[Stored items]
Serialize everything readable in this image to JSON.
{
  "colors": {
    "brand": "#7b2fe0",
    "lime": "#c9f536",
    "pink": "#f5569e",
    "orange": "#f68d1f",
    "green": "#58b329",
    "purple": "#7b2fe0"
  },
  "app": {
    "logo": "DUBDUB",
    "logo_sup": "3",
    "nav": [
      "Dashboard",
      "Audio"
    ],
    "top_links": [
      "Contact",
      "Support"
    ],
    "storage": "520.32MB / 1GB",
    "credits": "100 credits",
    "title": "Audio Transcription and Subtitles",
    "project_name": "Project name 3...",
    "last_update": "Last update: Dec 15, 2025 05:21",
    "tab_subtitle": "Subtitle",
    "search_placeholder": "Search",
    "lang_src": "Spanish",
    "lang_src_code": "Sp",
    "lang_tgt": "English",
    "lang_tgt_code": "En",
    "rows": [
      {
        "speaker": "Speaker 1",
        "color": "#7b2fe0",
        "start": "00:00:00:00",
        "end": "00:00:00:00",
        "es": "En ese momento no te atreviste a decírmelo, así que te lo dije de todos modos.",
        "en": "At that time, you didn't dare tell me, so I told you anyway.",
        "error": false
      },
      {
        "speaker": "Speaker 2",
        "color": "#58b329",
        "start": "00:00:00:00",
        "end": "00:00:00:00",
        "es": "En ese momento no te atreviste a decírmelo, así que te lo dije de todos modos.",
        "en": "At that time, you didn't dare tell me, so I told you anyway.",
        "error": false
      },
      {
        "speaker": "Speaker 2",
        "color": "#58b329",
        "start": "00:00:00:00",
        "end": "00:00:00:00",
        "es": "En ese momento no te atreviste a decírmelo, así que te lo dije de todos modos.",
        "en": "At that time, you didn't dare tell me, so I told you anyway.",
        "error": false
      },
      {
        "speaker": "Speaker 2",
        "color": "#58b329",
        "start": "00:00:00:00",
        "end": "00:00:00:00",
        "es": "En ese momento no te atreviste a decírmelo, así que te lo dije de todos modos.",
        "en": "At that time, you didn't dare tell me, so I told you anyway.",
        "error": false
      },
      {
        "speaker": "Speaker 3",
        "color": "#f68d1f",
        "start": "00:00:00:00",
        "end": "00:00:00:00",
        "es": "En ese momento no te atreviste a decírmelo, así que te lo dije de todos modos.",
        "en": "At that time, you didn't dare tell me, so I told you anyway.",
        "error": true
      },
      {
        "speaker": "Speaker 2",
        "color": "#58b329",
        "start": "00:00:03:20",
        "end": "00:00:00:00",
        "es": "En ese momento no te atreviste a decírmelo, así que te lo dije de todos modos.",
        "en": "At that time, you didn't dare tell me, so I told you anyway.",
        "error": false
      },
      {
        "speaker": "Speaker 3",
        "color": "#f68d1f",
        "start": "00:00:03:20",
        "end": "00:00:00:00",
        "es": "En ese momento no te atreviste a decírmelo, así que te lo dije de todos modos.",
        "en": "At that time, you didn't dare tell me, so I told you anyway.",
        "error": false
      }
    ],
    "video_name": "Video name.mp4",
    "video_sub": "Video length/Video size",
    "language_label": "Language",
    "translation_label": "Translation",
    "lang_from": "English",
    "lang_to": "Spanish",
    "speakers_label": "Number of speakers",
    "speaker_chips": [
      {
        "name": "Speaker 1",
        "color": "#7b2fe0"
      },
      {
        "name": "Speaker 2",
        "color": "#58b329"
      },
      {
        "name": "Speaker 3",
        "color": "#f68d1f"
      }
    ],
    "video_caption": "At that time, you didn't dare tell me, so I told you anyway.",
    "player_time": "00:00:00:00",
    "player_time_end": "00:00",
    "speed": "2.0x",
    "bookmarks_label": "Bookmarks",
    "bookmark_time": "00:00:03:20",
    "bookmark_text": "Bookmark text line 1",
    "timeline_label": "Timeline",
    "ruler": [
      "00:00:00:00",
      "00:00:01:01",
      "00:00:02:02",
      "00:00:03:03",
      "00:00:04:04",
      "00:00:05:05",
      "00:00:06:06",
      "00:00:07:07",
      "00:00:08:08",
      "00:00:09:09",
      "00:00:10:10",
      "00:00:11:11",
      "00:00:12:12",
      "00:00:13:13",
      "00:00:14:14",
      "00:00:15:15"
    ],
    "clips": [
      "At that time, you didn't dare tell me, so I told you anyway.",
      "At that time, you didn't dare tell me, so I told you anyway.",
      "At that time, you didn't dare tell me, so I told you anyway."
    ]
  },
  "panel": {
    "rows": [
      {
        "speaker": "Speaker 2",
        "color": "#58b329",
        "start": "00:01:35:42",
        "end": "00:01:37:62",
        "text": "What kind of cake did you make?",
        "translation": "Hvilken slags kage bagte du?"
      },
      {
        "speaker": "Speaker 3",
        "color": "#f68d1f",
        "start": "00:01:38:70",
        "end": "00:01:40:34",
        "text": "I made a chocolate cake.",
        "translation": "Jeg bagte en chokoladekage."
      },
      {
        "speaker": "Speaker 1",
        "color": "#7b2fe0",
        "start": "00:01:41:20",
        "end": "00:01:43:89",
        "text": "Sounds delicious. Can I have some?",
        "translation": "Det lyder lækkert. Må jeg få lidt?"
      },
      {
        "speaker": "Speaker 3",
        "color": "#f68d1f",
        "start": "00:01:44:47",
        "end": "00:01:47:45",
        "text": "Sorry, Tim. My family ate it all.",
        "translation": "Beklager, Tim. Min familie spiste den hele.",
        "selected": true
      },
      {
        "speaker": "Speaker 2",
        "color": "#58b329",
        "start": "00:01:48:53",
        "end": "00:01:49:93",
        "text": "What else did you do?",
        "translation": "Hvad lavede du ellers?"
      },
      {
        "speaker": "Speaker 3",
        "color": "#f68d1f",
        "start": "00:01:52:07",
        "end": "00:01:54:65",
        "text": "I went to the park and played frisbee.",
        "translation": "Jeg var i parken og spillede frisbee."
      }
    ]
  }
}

= INSTRUCTIONS TO FOLLOW =
Find the word "What" in the material, then list each line that holds it.

= RESPONSE TO THE EXERCISE =
        "text": "What kind of cake did you make?",
        "text": "What else did you do?",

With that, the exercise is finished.